§ DATASET RECORDS
-=-=-=-=-
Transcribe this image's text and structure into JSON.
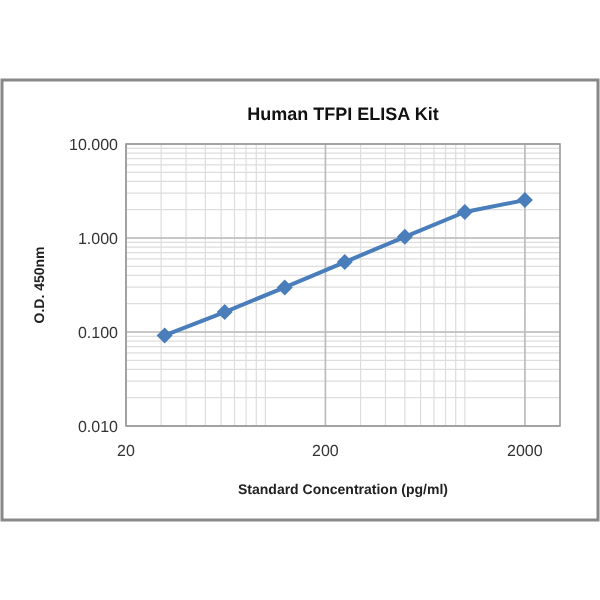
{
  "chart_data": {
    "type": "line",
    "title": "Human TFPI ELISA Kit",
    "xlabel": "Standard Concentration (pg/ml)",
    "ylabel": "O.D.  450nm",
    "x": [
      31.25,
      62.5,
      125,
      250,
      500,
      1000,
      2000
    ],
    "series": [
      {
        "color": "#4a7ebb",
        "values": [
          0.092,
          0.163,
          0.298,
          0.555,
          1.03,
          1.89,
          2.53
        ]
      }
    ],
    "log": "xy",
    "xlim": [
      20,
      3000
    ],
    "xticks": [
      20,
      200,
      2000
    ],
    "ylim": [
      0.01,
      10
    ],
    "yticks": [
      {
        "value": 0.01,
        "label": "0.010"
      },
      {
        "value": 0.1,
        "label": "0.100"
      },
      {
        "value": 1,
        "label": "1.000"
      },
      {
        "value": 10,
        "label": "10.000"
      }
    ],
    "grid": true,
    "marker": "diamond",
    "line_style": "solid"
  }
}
-=-=-=-=-
§ SET EXERCISE
Write the lines above out again exactly, without any of their pictures.

§ TASK ANSWER
Transcribe this image's text and structure into JSON.
{
  "chart_data": {
    "type": "line",
    "title": "Human TFPI ELISA Kit",
    "xlabel": "Standard Concentration (pg/ml)",
    "ylabel": "O.D.  450nm",
    "x": [
      31.25,
      62.5,
      125,
      250,
      500,
      1000,
      2000
    ],
    "series": [
      {
        "color": "#4a7ebb",
        "values": [
          0.092,
          0.163,
          0.298,
          0.555,
          1.03,
          1.89,
          2.53
        ]
      }
    ],
    "log": "xy",
    "xlim": [
      20,
      3000
    ],
    "xticks": [
      20,
      200,
      2000
    ],
    "ylim": [
      0.01,
      10
    ],
    "yticks": [
      {
        "value": 0.01,
        "label": "0.010"
      },
      {
        "value": 0.1,
        "label": "0.100"
      },
      {
        "value": 1,
        "label": "1.000"
      },
      {
        "value": 10,
        "label": "10.000"
      }
    ],
    "grid": true,
    "marker": "diamond",
    "line_style": "solid"
  }
}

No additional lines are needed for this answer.